■ **What is asked**
Copy out the line containing "Read out every word on this page." and each line after it, through the last one in the material, exactly as written.

# Materials provided start

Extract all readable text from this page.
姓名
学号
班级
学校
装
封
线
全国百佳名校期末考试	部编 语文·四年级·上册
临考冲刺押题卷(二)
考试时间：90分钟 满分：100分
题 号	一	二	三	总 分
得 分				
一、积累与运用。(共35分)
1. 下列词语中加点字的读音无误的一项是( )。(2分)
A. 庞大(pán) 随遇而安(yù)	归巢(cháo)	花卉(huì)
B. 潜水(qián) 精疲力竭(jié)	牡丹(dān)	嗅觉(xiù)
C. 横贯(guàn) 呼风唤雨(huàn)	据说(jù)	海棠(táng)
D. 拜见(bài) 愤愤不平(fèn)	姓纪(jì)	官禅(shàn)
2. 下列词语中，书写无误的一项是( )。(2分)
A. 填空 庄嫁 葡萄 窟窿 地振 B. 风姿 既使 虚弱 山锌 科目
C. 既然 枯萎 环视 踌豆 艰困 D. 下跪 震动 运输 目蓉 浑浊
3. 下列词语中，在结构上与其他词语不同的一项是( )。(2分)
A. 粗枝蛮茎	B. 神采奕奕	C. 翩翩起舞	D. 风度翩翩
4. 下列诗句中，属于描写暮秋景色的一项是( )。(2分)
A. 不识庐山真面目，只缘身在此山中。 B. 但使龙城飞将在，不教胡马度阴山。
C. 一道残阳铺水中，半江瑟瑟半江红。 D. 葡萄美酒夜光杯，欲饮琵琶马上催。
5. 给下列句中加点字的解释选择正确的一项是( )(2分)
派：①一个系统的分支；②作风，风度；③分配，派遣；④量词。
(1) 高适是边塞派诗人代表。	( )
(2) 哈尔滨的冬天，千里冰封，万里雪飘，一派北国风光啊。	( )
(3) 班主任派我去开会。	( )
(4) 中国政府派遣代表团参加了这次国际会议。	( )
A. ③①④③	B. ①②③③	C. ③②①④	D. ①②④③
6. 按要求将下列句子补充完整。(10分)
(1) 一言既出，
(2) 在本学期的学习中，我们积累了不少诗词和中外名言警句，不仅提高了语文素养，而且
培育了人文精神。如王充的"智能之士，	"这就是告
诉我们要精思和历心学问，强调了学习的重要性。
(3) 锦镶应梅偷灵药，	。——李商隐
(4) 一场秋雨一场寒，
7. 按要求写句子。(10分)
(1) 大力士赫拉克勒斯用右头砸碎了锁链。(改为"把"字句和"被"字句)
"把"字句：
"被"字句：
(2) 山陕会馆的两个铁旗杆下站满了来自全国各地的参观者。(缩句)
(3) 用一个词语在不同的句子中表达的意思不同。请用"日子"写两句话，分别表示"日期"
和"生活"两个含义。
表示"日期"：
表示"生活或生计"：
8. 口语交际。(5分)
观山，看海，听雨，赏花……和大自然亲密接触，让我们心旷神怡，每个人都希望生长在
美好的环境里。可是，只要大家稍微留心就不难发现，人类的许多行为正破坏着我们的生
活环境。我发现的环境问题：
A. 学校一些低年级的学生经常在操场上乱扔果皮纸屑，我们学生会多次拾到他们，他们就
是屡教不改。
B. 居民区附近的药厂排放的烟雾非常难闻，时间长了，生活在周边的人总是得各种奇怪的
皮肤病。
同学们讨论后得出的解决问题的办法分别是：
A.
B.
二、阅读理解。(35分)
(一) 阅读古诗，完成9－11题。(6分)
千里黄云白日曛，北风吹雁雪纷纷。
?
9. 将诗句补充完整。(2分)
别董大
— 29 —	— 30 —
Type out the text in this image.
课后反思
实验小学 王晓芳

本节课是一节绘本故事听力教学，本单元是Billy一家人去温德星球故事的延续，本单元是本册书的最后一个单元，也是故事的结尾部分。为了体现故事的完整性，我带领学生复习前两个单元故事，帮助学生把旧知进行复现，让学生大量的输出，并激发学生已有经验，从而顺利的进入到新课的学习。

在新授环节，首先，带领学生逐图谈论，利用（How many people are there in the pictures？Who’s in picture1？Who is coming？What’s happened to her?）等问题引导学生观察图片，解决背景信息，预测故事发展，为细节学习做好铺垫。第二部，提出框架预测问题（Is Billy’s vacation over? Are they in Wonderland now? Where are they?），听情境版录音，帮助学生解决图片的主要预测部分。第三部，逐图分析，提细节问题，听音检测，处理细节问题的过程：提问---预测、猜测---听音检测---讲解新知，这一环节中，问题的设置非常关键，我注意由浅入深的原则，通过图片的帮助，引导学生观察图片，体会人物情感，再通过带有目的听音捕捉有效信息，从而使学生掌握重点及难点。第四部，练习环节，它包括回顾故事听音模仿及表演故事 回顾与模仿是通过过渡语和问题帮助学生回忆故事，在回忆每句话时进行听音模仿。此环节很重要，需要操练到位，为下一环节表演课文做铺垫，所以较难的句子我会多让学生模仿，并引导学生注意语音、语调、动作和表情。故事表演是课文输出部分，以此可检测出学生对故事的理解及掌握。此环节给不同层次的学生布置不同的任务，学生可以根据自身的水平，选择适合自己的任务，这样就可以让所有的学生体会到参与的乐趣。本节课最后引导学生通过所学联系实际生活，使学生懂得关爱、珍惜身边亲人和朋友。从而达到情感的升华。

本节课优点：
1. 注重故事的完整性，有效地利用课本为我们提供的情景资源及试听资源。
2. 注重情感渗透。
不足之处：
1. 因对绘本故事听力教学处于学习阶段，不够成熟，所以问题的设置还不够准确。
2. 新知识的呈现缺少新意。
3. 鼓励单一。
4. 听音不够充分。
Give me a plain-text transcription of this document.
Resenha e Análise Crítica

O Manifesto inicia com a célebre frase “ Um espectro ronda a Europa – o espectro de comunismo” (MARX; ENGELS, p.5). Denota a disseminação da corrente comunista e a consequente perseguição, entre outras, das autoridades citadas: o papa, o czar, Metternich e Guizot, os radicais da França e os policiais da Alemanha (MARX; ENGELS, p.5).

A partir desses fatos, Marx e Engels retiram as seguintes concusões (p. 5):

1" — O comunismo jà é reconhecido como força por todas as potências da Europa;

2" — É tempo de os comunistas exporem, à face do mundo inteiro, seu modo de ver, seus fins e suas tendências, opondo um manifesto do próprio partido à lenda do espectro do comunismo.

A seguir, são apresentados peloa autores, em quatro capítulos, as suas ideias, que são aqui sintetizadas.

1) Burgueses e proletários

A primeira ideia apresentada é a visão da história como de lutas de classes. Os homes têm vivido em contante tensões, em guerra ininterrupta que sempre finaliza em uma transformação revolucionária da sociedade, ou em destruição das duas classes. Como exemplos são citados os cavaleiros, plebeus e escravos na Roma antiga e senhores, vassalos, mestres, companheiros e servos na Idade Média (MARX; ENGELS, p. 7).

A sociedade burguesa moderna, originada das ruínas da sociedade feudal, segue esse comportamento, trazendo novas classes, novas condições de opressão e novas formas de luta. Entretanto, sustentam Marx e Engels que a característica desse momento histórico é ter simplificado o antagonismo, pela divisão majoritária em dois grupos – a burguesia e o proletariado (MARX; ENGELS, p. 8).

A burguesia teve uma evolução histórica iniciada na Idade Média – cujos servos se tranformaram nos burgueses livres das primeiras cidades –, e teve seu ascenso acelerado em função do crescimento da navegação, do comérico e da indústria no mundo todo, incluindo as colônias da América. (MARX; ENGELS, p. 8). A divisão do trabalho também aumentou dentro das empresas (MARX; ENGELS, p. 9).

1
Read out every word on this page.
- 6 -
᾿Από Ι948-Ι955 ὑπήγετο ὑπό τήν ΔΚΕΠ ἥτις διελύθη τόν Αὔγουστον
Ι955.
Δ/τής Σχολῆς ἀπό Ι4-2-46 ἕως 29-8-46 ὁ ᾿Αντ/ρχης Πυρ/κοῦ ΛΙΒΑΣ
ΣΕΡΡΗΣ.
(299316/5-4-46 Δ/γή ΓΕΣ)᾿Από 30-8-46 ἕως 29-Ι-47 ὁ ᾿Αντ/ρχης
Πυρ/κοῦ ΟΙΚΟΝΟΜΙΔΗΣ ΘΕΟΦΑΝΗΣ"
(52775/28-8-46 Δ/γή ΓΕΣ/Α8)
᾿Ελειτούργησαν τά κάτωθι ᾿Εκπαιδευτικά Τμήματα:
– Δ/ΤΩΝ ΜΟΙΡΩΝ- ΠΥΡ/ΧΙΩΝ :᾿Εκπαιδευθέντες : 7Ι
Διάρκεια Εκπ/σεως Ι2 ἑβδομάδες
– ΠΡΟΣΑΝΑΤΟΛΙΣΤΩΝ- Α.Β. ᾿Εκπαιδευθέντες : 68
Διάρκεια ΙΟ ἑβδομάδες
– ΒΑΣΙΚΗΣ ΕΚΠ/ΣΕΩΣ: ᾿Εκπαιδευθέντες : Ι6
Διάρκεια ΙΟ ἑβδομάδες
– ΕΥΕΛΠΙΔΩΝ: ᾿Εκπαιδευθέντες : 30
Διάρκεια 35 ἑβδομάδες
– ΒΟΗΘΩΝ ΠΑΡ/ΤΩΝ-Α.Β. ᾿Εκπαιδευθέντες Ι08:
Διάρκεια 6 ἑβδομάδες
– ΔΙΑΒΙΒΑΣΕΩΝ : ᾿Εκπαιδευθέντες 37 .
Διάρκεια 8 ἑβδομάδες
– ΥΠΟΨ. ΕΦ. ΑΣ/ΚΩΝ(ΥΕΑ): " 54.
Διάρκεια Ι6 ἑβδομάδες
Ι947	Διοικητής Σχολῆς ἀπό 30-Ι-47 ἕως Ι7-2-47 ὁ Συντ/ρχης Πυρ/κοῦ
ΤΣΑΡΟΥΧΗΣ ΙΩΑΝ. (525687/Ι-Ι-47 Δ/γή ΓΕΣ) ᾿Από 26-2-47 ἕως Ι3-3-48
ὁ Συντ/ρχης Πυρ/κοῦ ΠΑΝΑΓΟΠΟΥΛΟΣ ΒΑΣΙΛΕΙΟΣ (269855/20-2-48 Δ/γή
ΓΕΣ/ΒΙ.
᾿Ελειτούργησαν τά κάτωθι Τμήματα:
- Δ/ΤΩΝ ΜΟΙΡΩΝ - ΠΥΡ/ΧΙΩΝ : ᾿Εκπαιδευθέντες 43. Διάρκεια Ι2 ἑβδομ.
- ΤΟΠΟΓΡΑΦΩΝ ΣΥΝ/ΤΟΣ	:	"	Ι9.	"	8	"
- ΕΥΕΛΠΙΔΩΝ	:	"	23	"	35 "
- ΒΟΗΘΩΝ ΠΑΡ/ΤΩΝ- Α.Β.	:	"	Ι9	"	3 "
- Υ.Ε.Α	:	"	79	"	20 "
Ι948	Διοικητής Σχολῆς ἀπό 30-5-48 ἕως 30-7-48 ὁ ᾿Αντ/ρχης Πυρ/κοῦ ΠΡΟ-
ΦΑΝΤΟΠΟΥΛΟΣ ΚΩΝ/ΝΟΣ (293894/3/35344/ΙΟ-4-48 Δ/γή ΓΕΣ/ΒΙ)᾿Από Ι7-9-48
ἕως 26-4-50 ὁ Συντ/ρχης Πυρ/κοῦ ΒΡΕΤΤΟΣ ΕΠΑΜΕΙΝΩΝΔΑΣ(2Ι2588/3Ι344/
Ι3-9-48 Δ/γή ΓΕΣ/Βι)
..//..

# Materials provided end

■ **Worked solution**
Read out every word on this page.
- 6 -
᾿Από Ι948-Ι955 ὑπήγετο ὑπό τήν ΔΚΕΠ ἥτις διελύθη τόν Αὔγουστον
Ι955.
Δ/τής Σχολῆς ἀπό Ι4-2-46 ἕως 29-8-46 ὁ ᾿Αντ/ρχης Πυρ/κοῦ ΛΙΒΑΣ
ΣΕΡΡΗΣ.
(299316/5-4-46 Δ/γή ΓΕΣ)᾿Από 30-8-46 ἕως 29-Ι-47 ὁ ᾿Αντ/ρχης
Πυρ/κοῦ ΟΙΚΟΝΟΜΙΔΗΣ ΘΕΟΦΑΝΗΣ"
(52775/28-8-46 Δ/γή ΓΕΣ/Α8)
᾿Ελειτούργησαν τά κάτωθι ᾿Εκπαιδευτικά Τμήματα:
– Δ/ΤΩΝ ΜΟΙΡΩΝ- ΠΥΡ/ΧΙΩΝ :᾿Εκπαιδευθέντες : 7Ι
Διάρκεια Εκπ/σεως Ι2 ἑβδομάδες
– ΠΡΟΣΑΝΑΤΟΛΙΣΤΩΝ- Α.Β. ᾿Εκπαιδευθέντες : 68
Διάρκεια ΙΟ ἑβδομάδες
– ΒΑΣΙΚΗΣ ΕΚΠ/ΣΕΩΣ: ᾿Εκπαιδευθέντες : Ι6
Διάρκεια ΙΟ ἑβδομάδες
– ΕΥΕΛΠΙΔΩΝ: ᾿Εκπαιδευθέντες : 30
Διάρκεια 35 ἑβδομάδες
– ΒΟΗΘΩΝ ΠΑΡ/ΤΩΝ-Α.Β. ᾿Εκπαιδευθέντες Ι08:
Διάρκεια 6 ἑβδομάδες
– ΔΙΑΒΙΒΑΣΕΩΝ : ᾿Εκπαιδευθέντες 37 .
Διάρκεια 8 ἑβδομάδες
– ΥΠΟΨ. ΕΦ. ΑΣ/ΚΩΝ(ΥΕΑ): " 54.
Διάρκεια Ι6 ἑβδομάδες
Ι947	Διοικητής Σχολῆς ἀπό 30-Ι-47 ἕως Ι7-2-47 ὁ Συντ/ρχης Πυρ/κοῦ
ΤΣΑΡΟΥΧΗΣ ΙΩΑΝ. (525687/Ι-Ι-47 Δ/γή ΓΕΣ) ᾿Από 26-2-47 ἕως Ι3-3-48
ὁ Συντ/ρχης Πυρ/κοῦ ΠΑΝΑΓΟΠΟΥΛΟΣ ΒΑΣΙΛΕΙΟΣ (269855/20-2-48 Δ/γή
ΓΕΣ/ΒΙ.
᾿Ελειτούργησαν τά κάτωθι Τμήματα:
- Δ/ΤΩΝ ΜΟΙΡΩΝ - ΠΥΡ/ΧΙΩΝ : ᾿Εκπαιδευθέντες 43. Διάρκεια Ι2 ἑβδομ.
- ΤΟΠΟΓΡΑΦΩΝ ΣΥΝ/ΤΟΣ	:	"	Ι9.	"	8	"
- ΕΥΕΛΠΙΔΩΝ	:	"	23	"	35 "
- ΒΟΗΘΩΝ ΠΑΡ/ΤΩΝ- Α.Β.	:	"	Ι9	"	3 "
- Υ.Ε.Α	:	"	79	"	20 "
Ι948	Διοικητής Σχολῆς ἀπό 30-5-48 ἕως 30-7-48 ὁ ᾿Αντ/ρχης Πυρ/κοῦ ΠΡΟ-
ΦΑΝΤΟΠΟΥΛΟΣ ΚΩΝ/ΝΟΣ (293894/3/35344/ΙΟ-4-48 Δ/γή ΓΕΣ/ΒΙ)᾿Από Ι7-9-48
ἕως 26-4-50 ὁ Συντ/ρχης Πυρ/κοῦ ΒΡΕΤΤΟΣ ΕΠΑΜΕΙΝΩΝΔΑΣ(2Ι2588/3Ι344/
Ι3-9-48 Δ/γή ΓΕΣ/Βι)
..//..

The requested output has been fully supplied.